### Exercise
Write out the records again, exactly, leaving none out.

### Listed records

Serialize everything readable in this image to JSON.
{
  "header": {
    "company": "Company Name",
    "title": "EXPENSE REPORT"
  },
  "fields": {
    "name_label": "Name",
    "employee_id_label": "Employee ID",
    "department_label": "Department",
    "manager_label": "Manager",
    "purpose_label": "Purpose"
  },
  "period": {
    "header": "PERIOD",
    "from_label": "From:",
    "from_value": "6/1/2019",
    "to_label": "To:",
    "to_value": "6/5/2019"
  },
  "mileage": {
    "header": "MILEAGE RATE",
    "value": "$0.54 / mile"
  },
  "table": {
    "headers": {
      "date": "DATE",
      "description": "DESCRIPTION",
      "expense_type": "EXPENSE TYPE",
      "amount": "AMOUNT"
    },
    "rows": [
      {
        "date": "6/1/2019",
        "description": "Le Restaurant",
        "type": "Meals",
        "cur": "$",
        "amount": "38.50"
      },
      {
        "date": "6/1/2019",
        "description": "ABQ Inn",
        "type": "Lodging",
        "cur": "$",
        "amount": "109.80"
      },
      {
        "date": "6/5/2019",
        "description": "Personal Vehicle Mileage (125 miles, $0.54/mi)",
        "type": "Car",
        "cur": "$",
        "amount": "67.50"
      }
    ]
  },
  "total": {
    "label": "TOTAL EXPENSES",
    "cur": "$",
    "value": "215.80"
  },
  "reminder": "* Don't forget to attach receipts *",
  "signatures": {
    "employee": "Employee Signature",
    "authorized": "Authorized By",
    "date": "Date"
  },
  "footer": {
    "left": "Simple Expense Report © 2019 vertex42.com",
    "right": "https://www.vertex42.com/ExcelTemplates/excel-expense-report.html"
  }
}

### Response below
Serialize everything readable in this image to JSON.
{
  "header": {
    "company": "Company Name",
    "title": "EXPENSE REPORT"
  },
  "fields": {
    "name_label": "Name",
    "employee_id_label": "Employee ID",
    "department_label": "Department",
    "manager_label": "Manager",
    "purpose_label": "Purpose"
  },
  "period": {
    "header": "PERIOD",
    "from_label": "From:",
    "from_value": "6/1/2019",
    "to_label": "To:",
    "to_value": "6/5/2019"
  },
  "mileage": {
    "header": "MILEAGE RATE",
    "value": "$0.54 / mile"
  },
  "table": {
    "headers": {
      "date": "DATE",
      "description": "DESCRIPTION",
      "expense_type": "EXPENSE TYPE",
      "amount": "AMOUNT"
    },
    "rows": [
      {
        "date": "6/1/2019",
        "description": "Le Restaurant",
        "type": "Meals",
        "cur": "$",
        "amount": "38.50"
      },
      {
        "date": "6/1/2019",
        "description": "ABQ Inn",
        "type": "Lodging",
        "cur": "$",
        "amount": "109.80"
      },
      {
        "date": "6/5/2019",
        "description": "Personal Vehicle Mileage (125 miles, $0.54/mi)",
        "type": "Car",
        "cur": "$",
        "amount": "67.50"
      }
    ]
  },
  "total": {
    "label": "TOTAL EXPENSES",
    "cur": "$",
    "value": "215.80"
  },
  "reminder": "* Don't forget to attach receipts *",
  "signatures": {
    "employee": "Employee Signature",
    "authorized": "Authorized By",
    "date": "Date"
  },
  "footer": {
    "left": "Simple Expense Report © 2019 vertex42.com",
    "right": "https://www.vertex42.com/ExcelTemplates/excel-expense-report.html"
  }
}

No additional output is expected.